*THE PROBLEM*
Write every line of the material out exactly as shown.

*RAW RECORDS*
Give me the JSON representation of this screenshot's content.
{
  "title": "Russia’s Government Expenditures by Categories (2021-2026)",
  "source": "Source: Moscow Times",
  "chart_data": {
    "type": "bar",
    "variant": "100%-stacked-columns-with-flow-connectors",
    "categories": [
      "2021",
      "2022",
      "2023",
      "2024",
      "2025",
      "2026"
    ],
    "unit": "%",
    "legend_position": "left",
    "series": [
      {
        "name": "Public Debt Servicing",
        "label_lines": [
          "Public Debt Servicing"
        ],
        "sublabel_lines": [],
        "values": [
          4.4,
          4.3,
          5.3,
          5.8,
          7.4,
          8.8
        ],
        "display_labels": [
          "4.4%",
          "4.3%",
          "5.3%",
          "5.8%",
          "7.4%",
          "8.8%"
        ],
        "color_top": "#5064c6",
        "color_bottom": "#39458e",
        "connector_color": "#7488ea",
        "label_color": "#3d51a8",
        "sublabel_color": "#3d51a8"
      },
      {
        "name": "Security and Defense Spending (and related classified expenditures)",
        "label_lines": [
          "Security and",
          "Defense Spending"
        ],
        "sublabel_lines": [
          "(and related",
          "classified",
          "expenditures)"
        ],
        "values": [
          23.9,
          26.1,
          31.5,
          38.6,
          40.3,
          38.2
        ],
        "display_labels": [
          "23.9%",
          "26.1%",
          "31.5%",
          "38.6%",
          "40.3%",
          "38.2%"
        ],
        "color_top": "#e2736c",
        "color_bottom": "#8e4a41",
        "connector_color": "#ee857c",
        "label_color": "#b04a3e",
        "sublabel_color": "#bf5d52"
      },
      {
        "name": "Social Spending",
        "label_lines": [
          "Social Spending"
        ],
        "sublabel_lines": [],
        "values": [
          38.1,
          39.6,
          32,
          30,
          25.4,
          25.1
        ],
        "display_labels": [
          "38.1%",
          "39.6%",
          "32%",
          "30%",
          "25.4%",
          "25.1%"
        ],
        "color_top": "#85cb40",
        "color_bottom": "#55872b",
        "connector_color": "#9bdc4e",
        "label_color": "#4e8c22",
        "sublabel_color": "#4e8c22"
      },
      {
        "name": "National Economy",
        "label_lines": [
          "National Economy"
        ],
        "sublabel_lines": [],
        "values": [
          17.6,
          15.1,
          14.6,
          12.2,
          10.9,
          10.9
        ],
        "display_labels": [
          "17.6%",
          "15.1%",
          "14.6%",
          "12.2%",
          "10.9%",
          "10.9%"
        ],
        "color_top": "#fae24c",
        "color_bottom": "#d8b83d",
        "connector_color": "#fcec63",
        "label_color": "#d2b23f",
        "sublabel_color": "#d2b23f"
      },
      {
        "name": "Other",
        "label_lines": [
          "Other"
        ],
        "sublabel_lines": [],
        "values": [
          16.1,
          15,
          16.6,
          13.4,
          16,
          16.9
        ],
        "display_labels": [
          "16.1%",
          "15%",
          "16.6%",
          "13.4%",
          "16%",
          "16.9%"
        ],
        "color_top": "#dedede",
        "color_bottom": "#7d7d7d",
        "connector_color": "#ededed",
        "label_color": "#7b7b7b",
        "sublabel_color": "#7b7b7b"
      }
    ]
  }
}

*RESULT OF THE EXERCISE*
Give me the JSON representation of this screenshot's content.
{
  "title": "Russia’s Government Expenditures by Categories (2021-2026)",
  "source": "Source: Moscow Times",
  "chart_data": {
    "type": "bar",
    "variant": "100%-stacked-columns-with-flow-connectors",
    "categories": [
      "2021",
      "2022",
      "2023",
      "2024",
      "2025",
      "2026"
    ],
    "unit": "%",
    "legend_position": "left",
    "series": [
      {
        "name": "Public Debt Servicing",
        "label_lines": [
          "Public Debt Servicing"
        ],
        "sublabel_lines": [],
        "values": [
          4.4,
          4.3,
          5.3,
          5.8,
          7.4,
          8.8
        ],
        "display_labels": [
          "4.4%",
          "4.3%",
          "5.3%",
          "5.8%",
          "7.4%",
          "8.8%"
        ],
        "color_top": "#5064c6",
        "color_bottom": "#39458e",
        "connector_color": "#7488ea",
        "label_color": "#3d51a8",
        "sublabel_color": "#3d51a8"
      },
      {
        "name": "Security and Defense Spending (and related classified expenditures)",
        "label_lines": [
          "Security and",
          "Defense Spending"
        ],
        "sublabel_lines": [
          "(and related",
          "classified",
          "expenditures)"
        ],
        "values": [
          23.9,
          26.1,
          31.5,
          38.6,
          40.3,
          38.2
        ],
        "display_labels": [
          "23.9%",
          "26.1%",
          "31.5%",
          "38.6%",
          "40.3%",
          "38.2%"
        ],
        "color_top": "#e2736c",
        "color_bottom": "#8e4a41",
        "connector_color": "#ee857c",
        "label_color": "#b04a3e",
        "sublabel_color": "#bf5d52"
      },
      {
        "name": "Social Spending",
        "label_lines": [
          "Social Spending"
        ],
        "sublabel_lines": [],
        "values": [
          38.1,
          39.6,
          32,
          30,
          25.4,
          25.1
        ],
        "display_labels": [
          "38.1%",
          "39.6%",
          "32%",
          "30%",
          "25.4%",
          "25.1%"
        ],
        "color_top": "#85cb40",
        "color_bottom": "#55872b",
        "connector_color": "#9bdc4e",
        "label_color": "#4e8c22",
        "sublabel_color": "#4e8c22"
      },
      {
        "name": "National Economy",
        "label_lines": [
          "National Economy"
        ],
        "sublabel_lines": [],
        "values": [
          17.6,
          15.1,
          14.6,
          12.2,
          10.9,
          10.9
        ],
        "display_labels": [
          "17.6%",
          "15.1%",
          "14.6%",
          "12.2%",
          "10.9%",
          "10.9%"
        ],
        "color_top": "#fae24c",
        "color_bottom": "#d8b83d",
        "connector_color": "#fcec63",
        "label_color": "#d2b23f",
        "sublabel_color": "#d2b23f"
      },
      {
        "name": "Other",
        "label_lines": [
          "Other"
        ],
        "sublabel_lines": [],
        "values": [
          16.1,
          15,
          16.6,
          13.4,
          16,
          16.9
        ],
        "display_labels": [
          "16.1%",
          "15%",
          "16.6%",
          "13.4%",
          "16%",
          "16.9%"
        ],
        "color_top": "#dedede",
        "color_bottom": "#7d7d7d",
        "connector_color": "#ededed",
        "label_color": "#7b7b7b",
        "sublabel_color": "#7b7b7b"
      }
    ]
  }
}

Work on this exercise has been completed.